• **Data excerpts**:

::::

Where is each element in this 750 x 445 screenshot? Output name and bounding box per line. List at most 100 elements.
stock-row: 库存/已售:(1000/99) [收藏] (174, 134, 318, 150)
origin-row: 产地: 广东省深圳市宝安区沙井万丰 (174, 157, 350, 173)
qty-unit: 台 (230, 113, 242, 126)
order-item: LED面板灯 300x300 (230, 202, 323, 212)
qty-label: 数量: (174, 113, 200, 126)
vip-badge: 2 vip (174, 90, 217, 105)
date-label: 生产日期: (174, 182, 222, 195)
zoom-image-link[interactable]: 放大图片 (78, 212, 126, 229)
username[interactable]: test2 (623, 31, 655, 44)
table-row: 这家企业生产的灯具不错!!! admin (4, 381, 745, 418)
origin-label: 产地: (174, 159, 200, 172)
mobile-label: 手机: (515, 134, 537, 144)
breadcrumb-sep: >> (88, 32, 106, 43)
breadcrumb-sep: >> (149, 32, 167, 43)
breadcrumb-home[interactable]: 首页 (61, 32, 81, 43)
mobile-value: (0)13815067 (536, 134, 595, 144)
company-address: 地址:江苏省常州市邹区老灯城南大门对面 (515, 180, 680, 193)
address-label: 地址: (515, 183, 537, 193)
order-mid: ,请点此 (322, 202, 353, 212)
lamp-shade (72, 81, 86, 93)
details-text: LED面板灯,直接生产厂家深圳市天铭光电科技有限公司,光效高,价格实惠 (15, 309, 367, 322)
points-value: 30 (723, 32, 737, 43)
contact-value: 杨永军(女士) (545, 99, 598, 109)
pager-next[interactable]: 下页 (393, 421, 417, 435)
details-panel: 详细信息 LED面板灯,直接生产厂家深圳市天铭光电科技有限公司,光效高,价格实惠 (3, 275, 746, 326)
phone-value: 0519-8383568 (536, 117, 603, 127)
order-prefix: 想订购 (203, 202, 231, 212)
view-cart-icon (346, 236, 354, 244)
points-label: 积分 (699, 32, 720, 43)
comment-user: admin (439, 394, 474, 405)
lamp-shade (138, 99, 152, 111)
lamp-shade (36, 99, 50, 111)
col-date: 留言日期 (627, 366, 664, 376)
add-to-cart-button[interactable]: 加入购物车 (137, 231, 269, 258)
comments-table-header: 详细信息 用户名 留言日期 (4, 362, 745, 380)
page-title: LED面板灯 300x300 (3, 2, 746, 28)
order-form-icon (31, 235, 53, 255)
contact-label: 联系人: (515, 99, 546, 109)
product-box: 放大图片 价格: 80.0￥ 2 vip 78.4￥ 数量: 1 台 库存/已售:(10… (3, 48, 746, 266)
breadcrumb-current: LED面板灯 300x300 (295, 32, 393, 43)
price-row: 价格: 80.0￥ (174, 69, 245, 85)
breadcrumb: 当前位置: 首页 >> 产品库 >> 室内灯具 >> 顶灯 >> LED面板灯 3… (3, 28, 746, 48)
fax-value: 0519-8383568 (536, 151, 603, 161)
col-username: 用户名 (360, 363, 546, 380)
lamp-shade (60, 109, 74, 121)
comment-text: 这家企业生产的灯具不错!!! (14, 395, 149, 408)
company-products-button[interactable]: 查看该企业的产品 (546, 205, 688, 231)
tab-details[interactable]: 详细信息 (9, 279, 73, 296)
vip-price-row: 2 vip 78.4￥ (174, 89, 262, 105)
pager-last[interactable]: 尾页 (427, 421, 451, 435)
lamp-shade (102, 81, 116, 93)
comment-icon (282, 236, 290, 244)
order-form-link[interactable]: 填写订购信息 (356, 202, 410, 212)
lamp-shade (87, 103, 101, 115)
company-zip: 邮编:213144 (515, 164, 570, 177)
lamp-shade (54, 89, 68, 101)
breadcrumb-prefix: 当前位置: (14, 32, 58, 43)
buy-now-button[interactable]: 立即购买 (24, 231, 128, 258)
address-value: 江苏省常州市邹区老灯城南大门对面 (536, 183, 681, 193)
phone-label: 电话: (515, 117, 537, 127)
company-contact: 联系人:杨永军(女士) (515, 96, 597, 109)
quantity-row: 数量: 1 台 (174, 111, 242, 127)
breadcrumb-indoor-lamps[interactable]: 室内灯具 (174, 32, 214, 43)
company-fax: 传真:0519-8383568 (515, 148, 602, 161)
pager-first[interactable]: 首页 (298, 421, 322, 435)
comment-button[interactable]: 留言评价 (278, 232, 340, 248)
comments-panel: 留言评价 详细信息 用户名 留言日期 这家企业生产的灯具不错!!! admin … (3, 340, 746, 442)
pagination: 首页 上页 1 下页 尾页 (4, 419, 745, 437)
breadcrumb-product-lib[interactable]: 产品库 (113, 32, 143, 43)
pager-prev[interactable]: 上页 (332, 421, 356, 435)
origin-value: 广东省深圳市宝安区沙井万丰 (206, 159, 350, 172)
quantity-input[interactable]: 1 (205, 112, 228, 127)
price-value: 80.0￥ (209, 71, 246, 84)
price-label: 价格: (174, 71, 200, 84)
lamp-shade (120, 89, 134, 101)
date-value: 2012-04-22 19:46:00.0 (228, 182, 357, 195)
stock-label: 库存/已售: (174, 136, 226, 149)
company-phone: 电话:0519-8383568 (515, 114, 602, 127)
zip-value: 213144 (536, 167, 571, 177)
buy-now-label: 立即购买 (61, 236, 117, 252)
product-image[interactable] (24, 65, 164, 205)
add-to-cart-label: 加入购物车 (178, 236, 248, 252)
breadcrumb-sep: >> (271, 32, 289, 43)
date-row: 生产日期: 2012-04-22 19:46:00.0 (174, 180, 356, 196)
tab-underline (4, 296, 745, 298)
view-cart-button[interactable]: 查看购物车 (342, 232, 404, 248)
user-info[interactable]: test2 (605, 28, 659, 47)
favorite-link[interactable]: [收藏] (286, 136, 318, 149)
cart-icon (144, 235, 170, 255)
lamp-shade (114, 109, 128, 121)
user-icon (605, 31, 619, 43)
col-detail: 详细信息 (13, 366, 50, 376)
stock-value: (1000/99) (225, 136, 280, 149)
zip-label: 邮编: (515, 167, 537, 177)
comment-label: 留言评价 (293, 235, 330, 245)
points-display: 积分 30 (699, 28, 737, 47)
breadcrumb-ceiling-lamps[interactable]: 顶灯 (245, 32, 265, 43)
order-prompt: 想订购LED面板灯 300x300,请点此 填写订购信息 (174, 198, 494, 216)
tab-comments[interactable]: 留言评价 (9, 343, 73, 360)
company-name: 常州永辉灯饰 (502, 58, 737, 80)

::::

• **Requirement**: Reproduce the rows word for word, from the very first line through the line containing "lamp-shade (36, 99, 50, 111)", including both ends.

• **Exercise result**:
Where is each element in this 750 x 445 screenshot? Output name and bounding box per line. List at most 100 elements.
stock-row: 库存/已售:(1000/99) [收藏] (174, 134, 318, 150)
origin-row: 产地: 广东省深圳市宝安区沙井万丰 (174, 157, 350, 173)
qty-unit: 台 (230, 113, 242, 126)
order-item: LED面板灯 300x300 (230, 202, 323, 212)
qty-label: 数量: (174, 113, 200, 126)
vip-badge: 2 vip (174, 90, 217, 105)
date-label: 生产日期: (174, 182, 222, 195)
zoom-image-link[interactable]: 放大图片 (78, 212, 126, 229)
username[interactable]: test2 (623, 31, 655, 44)
table-row: 这家企业生产的灯具不错!!! admin (4, 381, 745, 418)
origin-label: 产地: (174, 159, 200, 172)
mobile-label: 手机: (515, 134, 537, 144)
breadcrumb-sep: >> (88, 32, 106, 43)
breadcrumb-sep: >> (149, 32, 167, 43)
breadcrumb-home[interactable]: 首页 (61, 32, 81, 43)
mobile-value: (0)13815067 (536, 134, 595, 144)
company-address: 地址:江苏省常州市邹区老灯城南大门对面 (515, 180, 680, 193)
address-label: 地址: (515, 183, 537, 193)
order-mid: ,请点此 (322, 202, 353, 212)
lamp-shade (72, 81, 86, 93)
details-text: LED面板灯,直接生产厂家深圳市天铭光电科技有限公司,光效高,价格实惠 (15, 309, 367, 322)
points-value: 30 (723, 32, 737, 43)
contact-value: 杨永军(女士) (545, 99, 598, 109)
pager-next[interactable]: 下页 (393, 421, 417, 435)
details-panel: 详细信息 LED面板灯,直接生产厂家深圳市天铭光电科技有限公司,光效高,价格实惠 (3, 275, 746, 326)
phone-value: 0519-8383568 (536, 117, 603, 127)
order-prefix: 想订购 (203, 202, 231, 212)
view-cart-icon (346, 236, 354, 244)
points-label: 积分 (699, 32, 720, 43)
comment-user: admin (439, 394, 474, 405)
lamp-shade (138, 99, 152, 111)
lamp-shade (36, 99, 50, 111)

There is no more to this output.